:: Information supplied ::
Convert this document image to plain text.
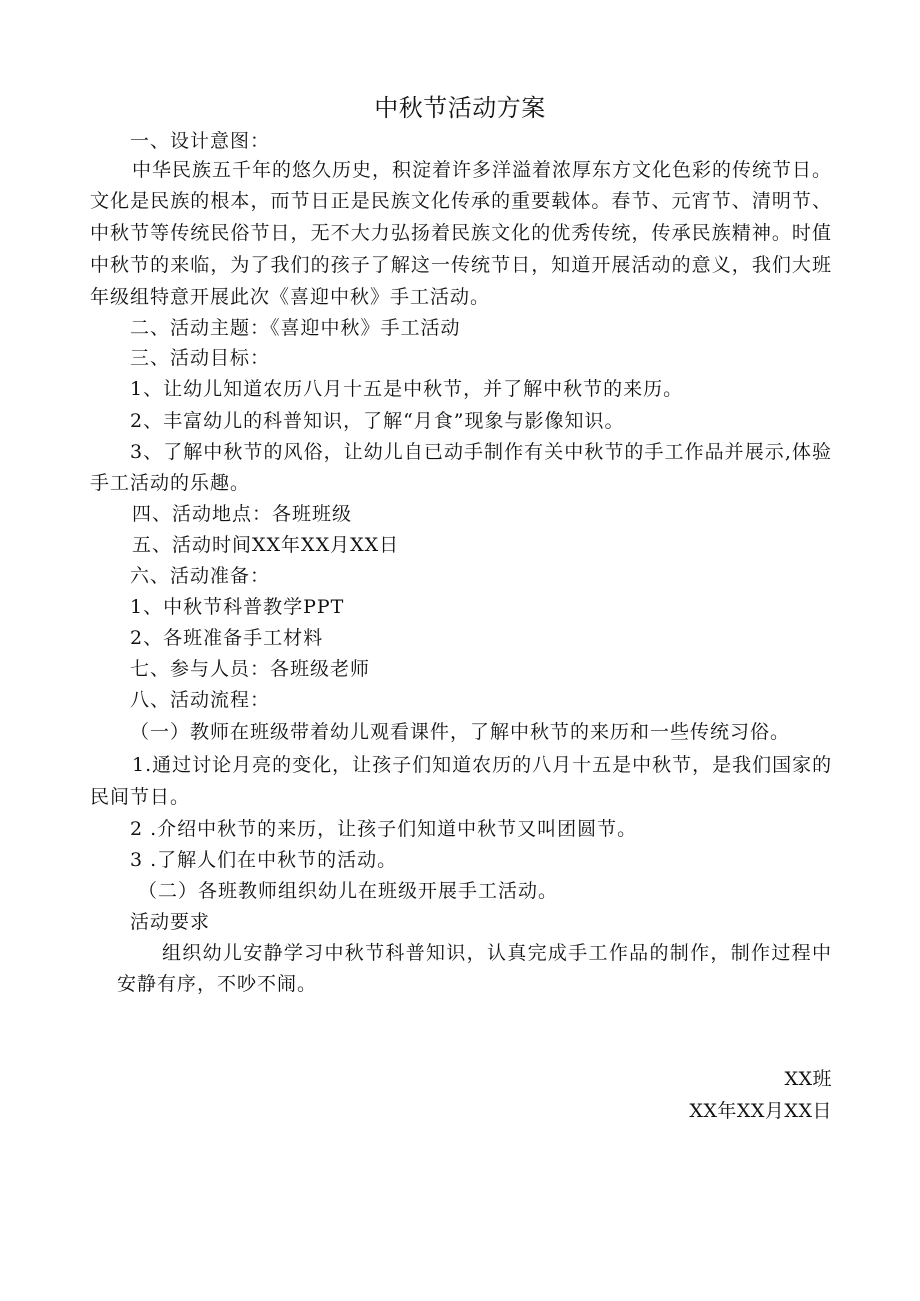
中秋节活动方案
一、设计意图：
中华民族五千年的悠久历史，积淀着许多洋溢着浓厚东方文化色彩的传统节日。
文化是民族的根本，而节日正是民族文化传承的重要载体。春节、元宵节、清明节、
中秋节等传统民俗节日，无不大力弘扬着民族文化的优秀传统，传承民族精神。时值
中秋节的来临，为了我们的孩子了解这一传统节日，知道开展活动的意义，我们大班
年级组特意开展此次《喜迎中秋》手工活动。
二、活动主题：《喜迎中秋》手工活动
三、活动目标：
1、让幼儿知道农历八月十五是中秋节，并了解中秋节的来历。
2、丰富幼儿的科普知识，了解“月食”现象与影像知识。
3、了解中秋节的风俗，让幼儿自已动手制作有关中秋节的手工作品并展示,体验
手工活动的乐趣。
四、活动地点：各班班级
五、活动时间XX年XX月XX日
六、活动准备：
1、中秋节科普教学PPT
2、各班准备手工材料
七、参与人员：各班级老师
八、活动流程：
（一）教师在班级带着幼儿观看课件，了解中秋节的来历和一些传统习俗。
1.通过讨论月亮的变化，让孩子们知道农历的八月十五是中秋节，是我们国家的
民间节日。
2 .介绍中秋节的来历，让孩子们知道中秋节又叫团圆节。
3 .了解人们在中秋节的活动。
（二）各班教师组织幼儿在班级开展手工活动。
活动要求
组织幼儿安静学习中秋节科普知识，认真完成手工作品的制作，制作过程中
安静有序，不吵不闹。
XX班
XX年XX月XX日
:::
(Task to carry out): Copy out all the entries exactly. Images stay out of the copy.

(Exercise output):
Convert this document image to plain text.
中秋节活动方案
一、设计意图：
中华民族五千年的悠久历史，积淀着许多洋溢着浓厚东方文化色彩的传统节日。
文化是民族的根本，而节日正是民族文化传承的重要载体。春节、元宵节、清明节、
中秋节等传统民俗节日，无不大力弘扬着民族文化的优秀传统，传承民族精神。时值
中秋节的来临，为了我们的孩子了解这一传统节日，知道开展活动的意义，我们大班
年级组特意开展此次《喜迎中秋》手工活动。
二、活动主题：《喜迎中秋》手工活动
三、活动目标：
1、让幼儿知道农历八月十五是中秋节，并了解中秋节的来历。
2、丰富幼儿的科普知识，了解“月食”现象与影像知识。
3、了解中秋节的风俗，让幼儿自已动手制作有关中秋节的手工作品并展示,体验
手工活动的乐趣。
四、活动地点：各班班级
五、活动时间XX年XX月XX日
六、活动准备：
1、中秋节科普教学PPT
2、各班准备手工材料
七、参与人员：各班级老师
八、活动流程：
（一）教师在班级带着幼儿观看课件，了解中秋节的来历和一些传统习俗。
1.通过讨论月亮的变化，让孩子们知道农历的八月十五是中秋节，是我们国家的
民间节日。
2 .介绍中秋节的来历，让孩子们知道中秋节又叫团圆节。
3 .了解人们在中秋节的活动。
（二）各班教师组织幼儿在班级开展手工活动。
活动要求
组织幼儿安静学习中秋节科普知识，认真完成手工作品的制作，制作过程中
安静有序，不吵不闹。
XX班
XX年XX月XX日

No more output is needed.